The input =
--

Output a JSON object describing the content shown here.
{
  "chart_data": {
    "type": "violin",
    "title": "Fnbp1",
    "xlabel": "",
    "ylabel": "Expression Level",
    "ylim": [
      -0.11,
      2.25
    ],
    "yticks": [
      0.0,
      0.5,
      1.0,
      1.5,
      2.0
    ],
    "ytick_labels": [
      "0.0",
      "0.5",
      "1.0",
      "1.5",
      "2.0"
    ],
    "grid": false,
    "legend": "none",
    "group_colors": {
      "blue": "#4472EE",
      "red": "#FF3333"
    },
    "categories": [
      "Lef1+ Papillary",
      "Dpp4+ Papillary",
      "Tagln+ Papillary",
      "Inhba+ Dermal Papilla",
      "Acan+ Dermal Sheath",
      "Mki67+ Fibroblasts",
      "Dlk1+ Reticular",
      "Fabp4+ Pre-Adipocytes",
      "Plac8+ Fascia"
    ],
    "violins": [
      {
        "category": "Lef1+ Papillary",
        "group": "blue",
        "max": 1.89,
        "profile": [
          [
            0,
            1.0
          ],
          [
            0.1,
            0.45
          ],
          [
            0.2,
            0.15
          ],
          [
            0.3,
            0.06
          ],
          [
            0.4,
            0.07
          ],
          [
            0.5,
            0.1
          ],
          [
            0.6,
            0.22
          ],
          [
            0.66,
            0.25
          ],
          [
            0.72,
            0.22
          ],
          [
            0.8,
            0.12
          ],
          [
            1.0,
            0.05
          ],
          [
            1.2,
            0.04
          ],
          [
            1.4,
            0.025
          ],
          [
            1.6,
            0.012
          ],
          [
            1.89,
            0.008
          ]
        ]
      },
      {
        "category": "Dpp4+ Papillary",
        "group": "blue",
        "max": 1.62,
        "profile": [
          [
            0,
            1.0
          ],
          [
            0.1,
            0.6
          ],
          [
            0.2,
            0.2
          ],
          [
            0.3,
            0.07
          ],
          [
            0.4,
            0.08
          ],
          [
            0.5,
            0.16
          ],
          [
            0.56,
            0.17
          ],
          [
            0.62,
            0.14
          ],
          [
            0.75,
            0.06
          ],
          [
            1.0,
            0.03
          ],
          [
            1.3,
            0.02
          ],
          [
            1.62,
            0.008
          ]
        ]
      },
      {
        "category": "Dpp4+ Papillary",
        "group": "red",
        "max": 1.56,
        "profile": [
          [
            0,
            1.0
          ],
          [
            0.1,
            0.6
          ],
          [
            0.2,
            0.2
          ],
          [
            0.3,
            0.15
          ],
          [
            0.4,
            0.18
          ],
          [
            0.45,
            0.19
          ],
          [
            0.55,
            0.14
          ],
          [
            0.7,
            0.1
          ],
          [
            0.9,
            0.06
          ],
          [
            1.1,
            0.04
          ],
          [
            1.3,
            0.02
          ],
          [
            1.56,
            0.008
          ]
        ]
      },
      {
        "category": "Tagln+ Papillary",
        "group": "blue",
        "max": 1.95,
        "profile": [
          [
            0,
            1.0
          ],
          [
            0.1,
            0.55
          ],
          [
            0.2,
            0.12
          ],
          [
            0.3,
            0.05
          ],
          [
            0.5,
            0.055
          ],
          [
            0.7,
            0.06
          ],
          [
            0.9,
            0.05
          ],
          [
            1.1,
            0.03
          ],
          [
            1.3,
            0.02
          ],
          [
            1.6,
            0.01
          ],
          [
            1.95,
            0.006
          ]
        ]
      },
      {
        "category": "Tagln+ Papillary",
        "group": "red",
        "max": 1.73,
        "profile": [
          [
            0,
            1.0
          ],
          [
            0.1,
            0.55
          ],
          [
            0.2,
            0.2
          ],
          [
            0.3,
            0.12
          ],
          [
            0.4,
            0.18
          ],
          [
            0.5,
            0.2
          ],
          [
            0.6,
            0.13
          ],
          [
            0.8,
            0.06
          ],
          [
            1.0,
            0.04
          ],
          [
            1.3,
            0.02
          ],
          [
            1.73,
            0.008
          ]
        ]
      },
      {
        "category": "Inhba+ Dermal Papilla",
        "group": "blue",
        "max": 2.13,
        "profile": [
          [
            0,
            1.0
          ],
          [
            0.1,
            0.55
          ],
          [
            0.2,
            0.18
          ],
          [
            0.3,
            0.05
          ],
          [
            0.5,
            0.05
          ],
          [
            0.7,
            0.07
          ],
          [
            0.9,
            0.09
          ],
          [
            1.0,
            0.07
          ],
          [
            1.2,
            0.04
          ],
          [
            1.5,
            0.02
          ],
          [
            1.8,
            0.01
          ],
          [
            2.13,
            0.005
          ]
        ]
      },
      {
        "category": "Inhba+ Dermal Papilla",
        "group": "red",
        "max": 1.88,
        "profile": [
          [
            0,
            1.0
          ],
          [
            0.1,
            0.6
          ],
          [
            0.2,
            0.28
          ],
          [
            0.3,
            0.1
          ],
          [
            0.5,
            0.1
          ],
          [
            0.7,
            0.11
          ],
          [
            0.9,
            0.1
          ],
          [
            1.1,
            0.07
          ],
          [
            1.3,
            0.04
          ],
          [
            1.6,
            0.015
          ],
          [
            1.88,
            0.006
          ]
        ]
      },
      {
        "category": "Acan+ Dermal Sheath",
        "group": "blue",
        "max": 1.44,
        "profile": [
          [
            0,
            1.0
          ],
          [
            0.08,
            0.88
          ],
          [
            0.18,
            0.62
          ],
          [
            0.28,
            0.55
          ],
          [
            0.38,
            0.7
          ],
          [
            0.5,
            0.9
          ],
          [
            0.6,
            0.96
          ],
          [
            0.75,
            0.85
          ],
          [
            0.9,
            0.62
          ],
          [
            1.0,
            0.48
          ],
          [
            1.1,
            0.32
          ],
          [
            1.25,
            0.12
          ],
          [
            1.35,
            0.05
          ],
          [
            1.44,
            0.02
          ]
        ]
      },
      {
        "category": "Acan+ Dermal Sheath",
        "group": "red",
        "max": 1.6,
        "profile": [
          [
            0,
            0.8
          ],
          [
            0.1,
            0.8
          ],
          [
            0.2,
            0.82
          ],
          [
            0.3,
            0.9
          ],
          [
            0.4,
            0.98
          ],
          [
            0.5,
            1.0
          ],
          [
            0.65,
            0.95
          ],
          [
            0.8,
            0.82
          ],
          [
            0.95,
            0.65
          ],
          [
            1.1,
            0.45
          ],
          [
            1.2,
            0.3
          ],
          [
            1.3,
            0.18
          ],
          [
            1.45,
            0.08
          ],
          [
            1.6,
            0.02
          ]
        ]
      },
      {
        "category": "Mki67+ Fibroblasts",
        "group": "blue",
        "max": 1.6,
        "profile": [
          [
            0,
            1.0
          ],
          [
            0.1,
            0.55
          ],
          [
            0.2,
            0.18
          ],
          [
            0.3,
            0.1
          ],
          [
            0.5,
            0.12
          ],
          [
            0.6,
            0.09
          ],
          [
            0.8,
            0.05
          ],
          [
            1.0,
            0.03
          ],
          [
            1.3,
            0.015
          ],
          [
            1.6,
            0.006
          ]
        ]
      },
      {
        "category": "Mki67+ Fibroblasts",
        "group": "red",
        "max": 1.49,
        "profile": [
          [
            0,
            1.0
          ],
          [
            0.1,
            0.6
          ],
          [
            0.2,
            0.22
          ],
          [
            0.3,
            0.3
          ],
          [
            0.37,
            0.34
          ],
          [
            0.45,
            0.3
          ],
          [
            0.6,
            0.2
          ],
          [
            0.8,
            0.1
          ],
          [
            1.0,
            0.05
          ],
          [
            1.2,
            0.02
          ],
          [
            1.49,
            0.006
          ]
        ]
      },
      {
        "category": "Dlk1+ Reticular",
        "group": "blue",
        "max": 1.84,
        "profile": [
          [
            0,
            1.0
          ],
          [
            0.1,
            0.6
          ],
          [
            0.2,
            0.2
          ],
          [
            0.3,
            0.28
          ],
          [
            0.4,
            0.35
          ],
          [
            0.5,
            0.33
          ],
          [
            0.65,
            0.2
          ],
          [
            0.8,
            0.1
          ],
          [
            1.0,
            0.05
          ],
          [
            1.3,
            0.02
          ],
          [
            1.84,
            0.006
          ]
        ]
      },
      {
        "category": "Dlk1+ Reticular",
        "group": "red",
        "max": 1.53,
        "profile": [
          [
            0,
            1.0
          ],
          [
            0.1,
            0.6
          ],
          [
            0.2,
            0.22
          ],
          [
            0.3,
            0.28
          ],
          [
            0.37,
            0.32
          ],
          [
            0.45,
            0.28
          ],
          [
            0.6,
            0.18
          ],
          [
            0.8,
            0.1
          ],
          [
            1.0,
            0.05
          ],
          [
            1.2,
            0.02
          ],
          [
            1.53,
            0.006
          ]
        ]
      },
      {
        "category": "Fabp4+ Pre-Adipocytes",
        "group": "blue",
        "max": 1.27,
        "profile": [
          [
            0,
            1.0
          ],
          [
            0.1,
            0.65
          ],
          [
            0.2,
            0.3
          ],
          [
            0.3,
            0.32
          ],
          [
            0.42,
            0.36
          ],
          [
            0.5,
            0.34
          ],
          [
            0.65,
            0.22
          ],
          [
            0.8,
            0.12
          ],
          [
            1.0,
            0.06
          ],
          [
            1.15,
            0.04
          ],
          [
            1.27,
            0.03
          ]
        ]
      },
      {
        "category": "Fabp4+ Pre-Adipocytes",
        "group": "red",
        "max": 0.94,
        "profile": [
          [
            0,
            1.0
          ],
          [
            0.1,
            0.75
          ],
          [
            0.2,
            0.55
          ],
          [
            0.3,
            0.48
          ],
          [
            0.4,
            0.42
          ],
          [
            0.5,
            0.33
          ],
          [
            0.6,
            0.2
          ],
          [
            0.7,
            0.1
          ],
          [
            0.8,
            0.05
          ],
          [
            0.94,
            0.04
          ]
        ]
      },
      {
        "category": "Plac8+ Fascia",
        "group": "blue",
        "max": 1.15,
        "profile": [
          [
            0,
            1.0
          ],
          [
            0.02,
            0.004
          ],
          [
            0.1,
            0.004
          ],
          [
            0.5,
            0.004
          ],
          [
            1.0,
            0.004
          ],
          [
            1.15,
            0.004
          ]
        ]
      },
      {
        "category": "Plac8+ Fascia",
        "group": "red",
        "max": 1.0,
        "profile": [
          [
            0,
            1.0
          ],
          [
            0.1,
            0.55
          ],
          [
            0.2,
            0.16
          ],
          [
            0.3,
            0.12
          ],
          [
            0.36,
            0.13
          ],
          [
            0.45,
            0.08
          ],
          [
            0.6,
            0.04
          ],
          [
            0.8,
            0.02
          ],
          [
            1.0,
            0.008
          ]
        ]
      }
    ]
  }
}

--

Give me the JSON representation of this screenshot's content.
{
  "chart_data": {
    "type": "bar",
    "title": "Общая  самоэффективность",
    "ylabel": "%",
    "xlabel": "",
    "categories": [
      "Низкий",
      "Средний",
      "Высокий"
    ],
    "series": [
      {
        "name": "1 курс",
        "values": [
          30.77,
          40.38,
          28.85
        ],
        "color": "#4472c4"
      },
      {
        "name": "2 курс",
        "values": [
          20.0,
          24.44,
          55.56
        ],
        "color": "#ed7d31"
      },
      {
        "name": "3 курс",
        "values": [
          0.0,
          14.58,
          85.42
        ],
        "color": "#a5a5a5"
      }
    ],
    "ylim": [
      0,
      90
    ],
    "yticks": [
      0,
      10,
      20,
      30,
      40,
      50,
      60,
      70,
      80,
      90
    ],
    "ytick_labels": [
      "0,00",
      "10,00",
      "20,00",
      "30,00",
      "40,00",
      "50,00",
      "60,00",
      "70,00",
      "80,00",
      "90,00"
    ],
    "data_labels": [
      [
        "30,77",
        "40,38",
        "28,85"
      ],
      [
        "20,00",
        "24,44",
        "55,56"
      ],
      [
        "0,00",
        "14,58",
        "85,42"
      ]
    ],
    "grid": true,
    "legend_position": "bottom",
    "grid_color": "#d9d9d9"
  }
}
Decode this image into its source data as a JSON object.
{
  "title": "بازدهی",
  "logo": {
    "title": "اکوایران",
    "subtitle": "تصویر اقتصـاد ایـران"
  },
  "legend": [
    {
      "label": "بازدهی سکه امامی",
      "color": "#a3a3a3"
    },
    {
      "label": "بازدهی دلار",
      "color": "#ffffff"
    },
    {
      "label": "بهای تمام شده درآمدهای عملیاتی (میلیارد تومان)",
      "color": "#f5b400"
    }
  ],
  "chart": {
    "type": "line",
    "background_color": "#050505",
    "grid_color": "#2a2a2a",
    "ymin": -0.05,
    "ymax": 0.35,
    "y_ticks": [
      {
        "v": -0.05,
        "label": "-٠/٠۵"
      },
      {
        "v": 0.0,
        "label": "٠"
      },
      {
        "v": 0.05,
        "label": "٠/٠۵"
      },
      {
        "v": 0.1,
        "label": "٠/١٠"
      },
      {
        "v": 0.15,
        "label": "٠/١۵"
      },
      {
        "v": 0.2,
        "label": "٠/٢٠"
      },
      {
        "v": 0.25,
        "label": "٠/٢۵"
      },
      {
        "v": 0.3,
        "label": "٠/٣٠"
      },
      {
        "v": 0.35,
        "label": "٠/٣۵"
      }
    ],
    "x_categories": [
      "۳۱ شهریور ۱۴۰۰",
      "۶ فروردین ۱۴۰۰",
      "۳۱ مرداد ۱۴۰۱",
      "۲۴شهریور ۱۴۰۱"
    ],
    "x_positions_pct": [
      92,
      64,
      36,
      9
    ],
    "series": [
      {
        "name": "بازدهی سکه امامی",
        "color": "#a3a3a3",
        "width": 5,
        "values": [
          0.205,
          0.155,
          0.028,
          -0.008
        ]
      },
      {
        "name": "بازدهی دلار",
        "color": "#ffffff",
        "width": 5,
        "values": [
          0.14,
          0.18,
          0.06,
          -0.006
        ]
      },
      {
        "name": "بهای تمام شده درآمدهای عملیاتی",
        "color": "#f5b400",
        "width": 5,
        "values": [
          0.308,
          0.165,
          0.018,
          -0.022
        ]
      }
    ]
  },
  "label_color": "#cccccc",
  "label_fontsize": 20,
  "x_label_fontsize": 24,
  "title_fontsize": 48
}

--

Direction = Filter the entries down to the lines containing "بازدهی". Copy each of those lines.

Problem solution =
  "title": "بازدهی",
      "label": "بازدهی سکه امامی",
      "label": "بازدهی دلار",
        "name": "بازدهی سکه امامی",
        "name": "بازدهی دلار",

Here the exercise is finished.